◆ JOB ◆
Copy each line with the word "JSON" in it.
##### DATA ROWS #####
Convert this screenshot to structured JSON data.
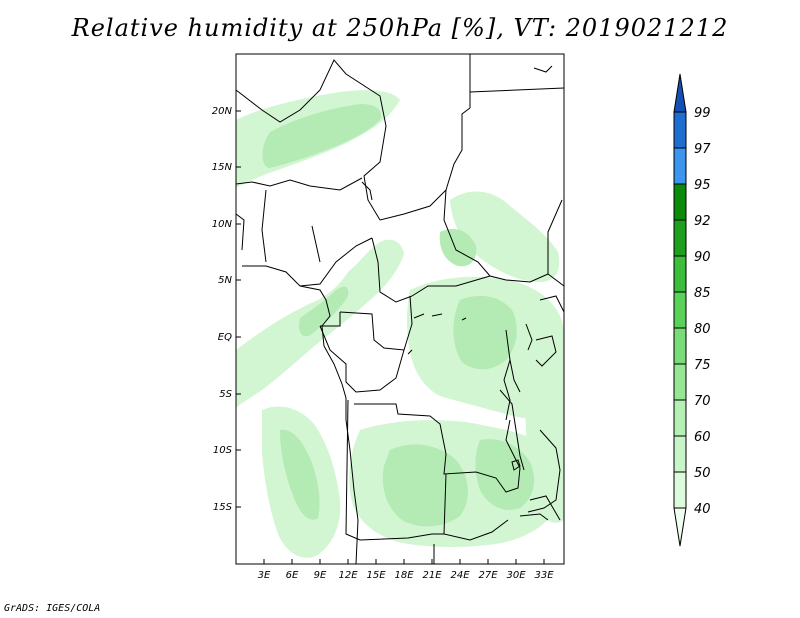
{
  "title": "Relative humidity at 250hPa [%], VT: 2019021212",
  "credit": "GrADS: IGES/COLA",
  "map": {
    "lon_range": [
      -1,
      35
    ],
    "lat_range": [
      -20,
      25
    ],
    "lon_ticks": [
      "3E",
      "6E",
      "9E",
      "12E",
      "15E",
      "18E",
      "21E",
      "24E",
      "27E",
      "30E",
      "33E"
    ],
    "lat_ticks": [
      "20N",
      "15N",
      "10N",
      "5N",
      "EQ",
      "5S",
      "10S",
      "15S"
    ]
  },
  "colorbar": {
    "levels": [
      "40",
      "50",
      "60",
      "70",
      "75",
      "80",
      "85",
      "90",
      "92",
      "95",
      "97",
      "99"
    ],
    "colors": [
      "#f0fff0",
      "#dcfadc",
      "#c8f5c8",
      "#b4f0b4",
      "#96e696",
      "#78dc78",
      "#5ad25a",
      "#3cbe3c",
      "#1ea01e",
      "#0a8c0a",
      "#3c96f0",
      "#1e6ed2",
      "#1450b4"
    ]
  },
  "fill_colors": {
    "light": "#d2f5d2",
    "medium": "#b4ebb4"
  }
}
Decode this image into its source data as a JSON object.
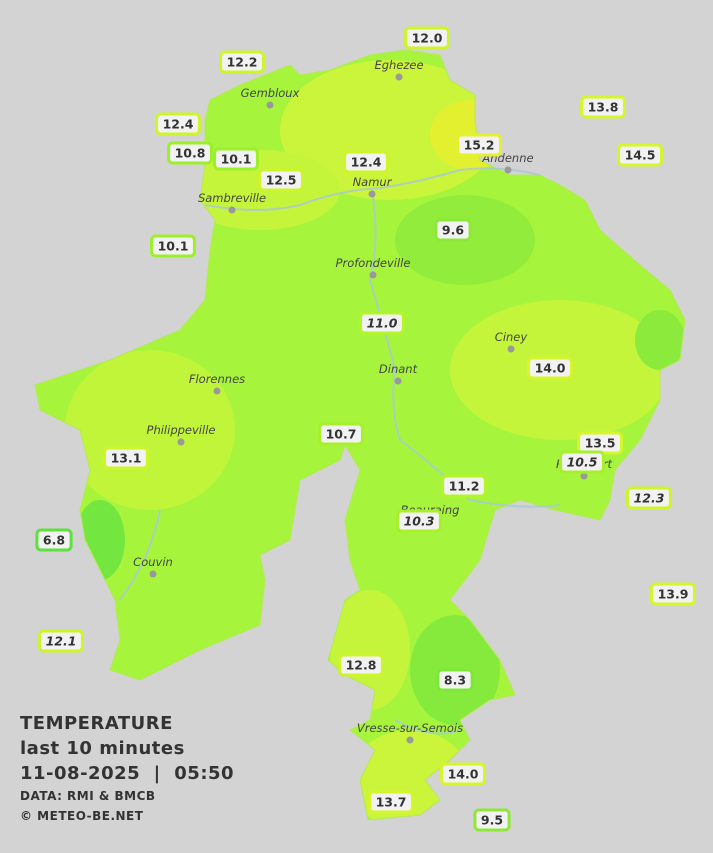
{
  "legend": {
    "title": "TEMPERATURE",
    "subtitle": "last 10 minutes",
    "datetime": "11-08-2025  |  05:50",
    "source": "DATA: RMI & BMCB",
    "copyright": "© METEO-BE.NET"
  },
  "cities": [
    "Eghezee",
    "Gembloux",
    "Andenne",
    "Namur",
    "Sambreville",
    "Profondeville",
    "Ciney",
    "Dinant",
    "Florennes",
    "Philippeville",
    "Rochefort",
    "Beauraing",
    "Couvin",
    "Vresse-sur-Semois"
  ],
  "stations": [
    {
      "label": "12.0",
      "italic": false,
      "color": "#cdf52a"
    },
    {
      "label": "12.2",
      "italic": false,
      "color": "#cdf52a"
    },
    {
      "label": "13.8",
      "italic": false,
      "color": "#d6f52a"
    },
    {
      "label": "12.4",
      "italic": false,
      "color": "#cdf52a"
    },
    {
      "label": "15.2",
      "italic": false,
      "color": "#e4f030"
    },
    {
      "label": "14.5",
      "italic": false,
      "color": "#d6f52a"
    },
    {
      "label": "10.8",
      "italic": false,
      "color": "#9cf02a"
    },
    {
      "label": "10.1",
      "italic": false,
      "color": "#9cf02a"
    },
    {
      "label": "12.4",
      "italic": false,
      "color": "#cdf52a"
    },
    {
      "label": "12.5",
      "italic": false,
      "color": "#cdf52a"
    },
    {
      "label": "9.6",
      "italic": false,
      "color": "#8ee83a"
    },
    {
      "label": "10.1",
      "italic": false,
      "color": "#9cf02a"
    },
    {
      "label": "11.0",
      "italic": true,
      "color": "#b4f52a"
    },
    {
      "label": "14.0",
      "italic": false,
      "color": "#d6f52a"
    },
    {
      "label": "10.7",
      "italic": false,
      "color": "#a8f02a"
    },
    {
      "label": "13.5",
      "italic": false,
      "color": "#d6f52a"
    },
    {
      "label": "10.5",
      "italic": true,
      "color": "#a8f02a"
    },
    {
      "label": "12.3",
      "italic": true,
      "color": "#cdf52a"
    },
    {
      "label": "13.1",
      "italic": false,
      "color": "#cdf52a"
    },
    {
      "label": "11.2",
      "italic": false,
      "color": "#b4f52a"
    },
    {
      "label": "10.3",
      "italic": true,
      "color": "#a8f02a"
    },
    {
      "label": "6.8",
      "italic": false,
      "color": "#5ee040"
    },
    {
      "label": "13.9",
      "italic": false,
      "color": "#d6f52a"
    },
    {
      "label": "12.1",
      "italic": true,
      "color": "#cdf52a"
    },
    {
      "label": "12.8",
      "italic": false,
      "color": "#cdf52a"
    },
    {
      "label": "8.3",
      "italic": false,
      "color": "#7ee83a"
    },
    {
      "label": "14.0",
      "italic": false,
      "color": "#d6f52a"
    },
    {
      "label": "13.7",
      "italic": false,
      "color": "#d6f52a"
    },
    {
      "label": "9.5",
      "italic": false,
      "color": "#8ee83a"
    }
  ]
}
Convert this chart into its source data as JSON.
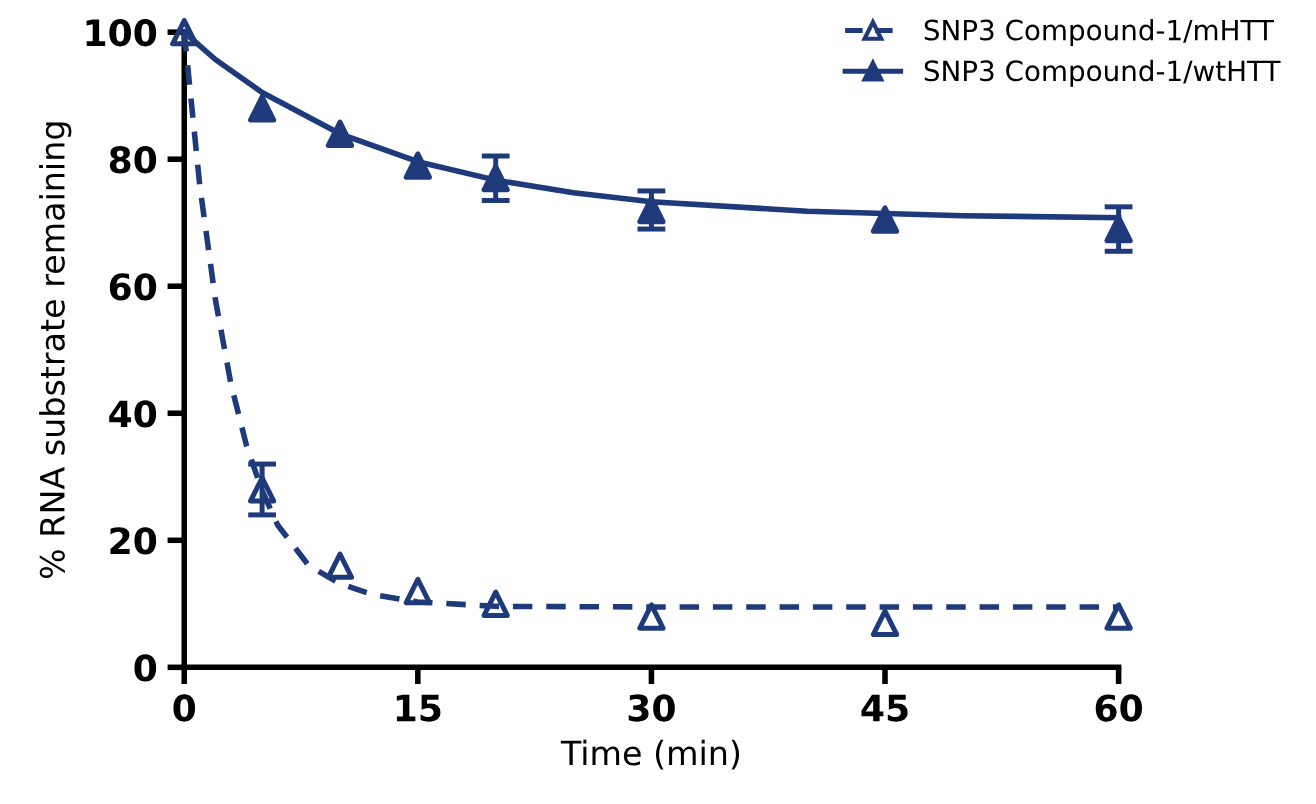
#####
◆ SOLUTION TO THIS TASK ◆
Convert this screenshot to structured JSON data.
Decode this image into its source data as a JSON object.
Convert this chart into its source data as JSON.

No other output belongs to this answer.